**RECORD SET**

▽

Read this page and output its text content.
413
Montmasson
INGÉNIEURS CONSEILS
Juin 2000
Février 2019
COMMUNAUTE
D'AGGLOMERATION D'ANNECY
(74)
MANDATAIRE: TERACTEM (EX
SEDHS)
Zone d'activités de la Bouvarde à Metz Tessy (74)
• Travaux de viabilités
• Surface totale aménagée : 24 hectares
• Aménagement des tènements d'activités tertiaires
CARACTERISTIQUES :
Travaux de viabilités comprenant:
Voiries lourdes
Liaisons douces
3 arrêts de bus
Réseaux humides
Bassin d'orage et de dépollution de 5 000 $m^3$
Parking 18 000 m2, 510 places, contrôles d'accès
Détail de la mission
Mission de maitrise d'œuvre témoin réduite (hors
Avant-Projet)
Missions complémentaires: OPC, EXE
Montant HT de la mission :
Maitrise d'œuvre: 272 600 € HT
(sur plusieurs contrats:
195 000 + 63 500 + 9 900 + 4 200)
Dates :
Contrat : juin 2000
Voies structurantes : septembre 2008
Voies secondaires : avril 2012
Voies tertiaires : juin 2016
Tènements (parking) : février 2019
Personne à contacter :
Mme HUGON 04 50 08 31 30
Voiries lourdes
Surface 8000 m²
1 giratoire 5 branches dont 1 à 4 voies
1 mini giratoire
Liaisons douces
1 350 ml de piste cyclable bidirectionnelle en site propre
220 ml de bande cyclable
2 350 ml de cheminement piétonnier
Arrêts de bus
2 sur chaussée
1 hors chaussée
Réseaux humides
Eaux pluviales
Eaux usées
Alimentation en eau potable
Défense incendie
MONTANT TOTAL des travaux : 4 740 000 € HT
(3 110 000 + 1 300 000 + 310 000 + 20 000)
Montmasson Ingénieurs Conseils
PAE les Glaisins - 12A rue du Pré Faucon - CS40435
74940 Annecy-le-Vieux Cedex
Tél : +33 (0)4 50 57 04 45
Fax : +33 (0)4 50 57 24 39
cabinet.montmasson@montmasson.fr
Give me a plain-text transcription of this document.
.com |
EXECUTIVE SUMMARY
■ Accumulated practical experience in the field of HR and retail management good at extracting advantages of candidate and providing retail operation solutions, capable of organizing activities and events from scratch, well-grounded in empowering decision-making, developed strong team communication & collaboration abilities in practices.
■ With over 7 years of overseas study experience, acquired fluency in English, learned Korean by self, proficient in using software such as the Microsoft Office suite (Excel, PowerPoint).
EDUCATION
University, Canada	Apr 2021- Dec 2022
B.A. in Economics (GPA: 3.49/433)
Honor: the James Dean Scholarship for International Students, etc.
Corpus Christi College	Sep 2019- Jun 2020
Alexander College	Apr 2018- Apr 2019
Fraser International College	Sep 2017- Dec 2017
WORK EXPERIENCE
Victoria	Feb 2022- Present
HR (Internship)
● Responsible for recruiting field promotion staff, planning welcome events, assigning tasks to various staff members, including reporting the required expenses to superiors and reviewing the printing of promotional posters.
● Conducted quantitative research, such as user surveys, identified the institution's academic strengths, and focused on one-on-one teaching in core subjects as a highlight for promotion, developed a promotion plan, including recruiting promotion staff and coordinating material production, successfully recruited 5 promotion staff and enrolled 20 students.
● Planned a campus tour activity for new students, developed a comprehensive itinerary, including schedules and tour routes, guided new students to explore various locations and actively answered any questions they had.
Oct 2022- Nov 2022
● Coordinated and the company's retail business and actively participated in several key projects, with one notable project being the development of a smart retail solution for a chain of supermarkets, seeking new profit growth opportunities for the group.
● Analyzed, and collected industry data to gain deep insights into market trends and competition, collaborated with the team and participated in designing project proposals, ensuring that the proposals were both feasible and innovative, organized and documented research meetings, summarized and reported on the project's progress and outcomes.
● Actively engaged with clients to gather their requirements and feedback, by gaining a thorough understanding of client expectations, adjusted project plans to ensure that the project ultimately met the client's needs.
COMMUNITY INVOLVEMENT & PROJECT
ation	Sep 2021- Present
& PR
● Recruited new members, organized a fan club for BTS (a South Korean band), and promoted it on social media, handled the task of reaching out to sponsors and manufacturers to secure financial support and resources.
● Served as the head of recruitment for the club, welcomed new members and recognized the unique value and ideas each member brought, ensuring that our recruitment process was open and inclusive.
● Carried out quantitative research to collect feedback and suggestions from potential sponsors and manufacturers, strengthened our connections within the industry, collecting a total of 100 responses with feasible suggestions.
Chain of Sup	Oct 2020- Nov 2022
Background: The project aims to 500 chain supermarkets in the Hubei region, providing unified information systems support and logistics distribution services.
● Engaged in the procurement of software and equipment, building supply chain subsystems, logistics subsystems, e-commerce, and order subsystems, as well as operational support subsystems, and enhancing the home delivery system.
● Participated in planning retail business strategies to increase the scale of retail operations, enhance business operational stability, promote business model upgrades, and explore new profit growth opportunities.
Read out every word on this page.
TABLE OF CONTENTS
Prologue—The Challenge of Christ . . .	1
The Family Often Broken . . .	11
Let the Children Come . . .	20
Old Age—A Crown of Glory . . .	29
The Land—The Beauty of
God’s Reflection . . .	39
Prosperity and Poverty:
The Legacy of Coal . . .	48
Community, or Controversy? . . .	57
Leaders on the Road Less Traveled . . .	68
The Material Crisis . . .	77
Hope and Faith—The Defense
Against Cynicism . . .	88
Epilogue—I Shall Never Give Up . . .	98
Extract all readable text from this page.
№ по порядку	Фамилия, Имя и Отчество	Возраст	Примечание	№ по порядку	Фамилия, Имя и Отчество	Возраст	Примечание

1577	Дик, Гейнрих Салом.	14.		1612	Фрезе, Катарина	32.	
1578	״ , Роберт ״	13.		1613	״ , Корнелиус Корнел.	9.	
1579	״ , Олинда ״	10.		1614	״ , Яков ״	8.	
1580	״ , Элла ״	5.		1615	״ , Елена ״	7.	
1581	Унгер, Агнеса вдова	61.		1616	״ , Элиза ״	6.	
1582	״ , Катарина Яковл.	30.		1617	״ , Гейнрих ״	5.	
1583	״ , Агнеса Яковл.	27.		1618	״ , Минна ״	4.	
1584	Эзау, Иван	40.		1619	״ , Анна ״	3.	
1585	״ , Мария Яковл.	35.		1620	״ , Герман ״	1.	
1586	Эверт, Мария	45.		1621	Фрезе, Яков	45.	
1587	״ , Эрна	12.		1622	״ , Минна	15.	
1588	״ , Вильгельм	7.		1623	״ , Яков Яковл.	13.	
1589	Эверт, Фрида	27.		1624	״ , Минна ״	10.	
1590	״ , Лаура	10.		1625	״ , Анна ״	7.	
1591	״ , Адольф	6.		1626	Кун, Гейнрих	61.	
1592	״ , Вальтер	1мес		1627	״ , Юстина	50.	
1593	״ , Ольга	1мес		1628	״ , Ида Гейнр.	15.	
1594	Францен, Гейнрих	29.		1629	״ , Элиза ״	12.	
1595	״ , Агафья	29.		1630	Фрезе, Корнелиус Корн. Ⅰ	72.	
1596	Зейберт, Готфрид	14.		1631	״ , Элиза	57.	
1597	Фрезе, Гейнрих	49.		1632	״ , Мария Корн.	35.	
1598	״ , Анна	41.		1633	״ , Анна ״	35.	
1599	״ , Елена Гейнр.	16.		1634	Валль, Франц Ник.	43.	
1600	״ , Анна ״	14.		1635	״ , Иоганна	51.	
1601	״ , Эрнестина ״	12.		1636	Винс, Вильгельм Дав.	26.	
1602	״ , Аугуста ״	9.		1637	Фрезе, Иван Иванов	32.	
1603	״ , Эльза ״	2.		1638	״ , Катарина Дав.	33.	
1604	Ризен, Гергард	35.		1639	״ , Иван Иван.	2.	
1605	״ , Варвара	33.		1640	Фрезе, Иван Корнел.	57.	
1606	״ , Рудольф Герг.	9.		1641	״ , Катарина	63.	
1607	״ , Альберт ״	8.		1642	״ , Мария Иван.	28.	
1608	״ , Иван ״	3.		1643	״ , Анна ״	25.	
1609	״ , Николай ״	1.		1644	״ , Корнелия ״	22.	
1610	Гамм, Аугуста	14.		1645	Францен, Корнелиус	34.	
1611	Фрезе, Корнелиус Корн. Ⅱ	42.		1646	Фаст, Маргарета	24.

△

**EXERCISE AIM**
Copy out every line where the word "Мария" occurs.

**CORRECT RESPONSE**
1585	״ , Мария Яковл.	35.		1620	״ , Герман ״	1.	
1586	Эверт, Мария	45.		1621	Фрезе, Яков	45.	
1597	Фрезе, Гейнрих	49.		1632	״ , Мария Корн.	35.	
1607	״ , Альберт ״	8.		1642	״ , Мария Иван.	28.	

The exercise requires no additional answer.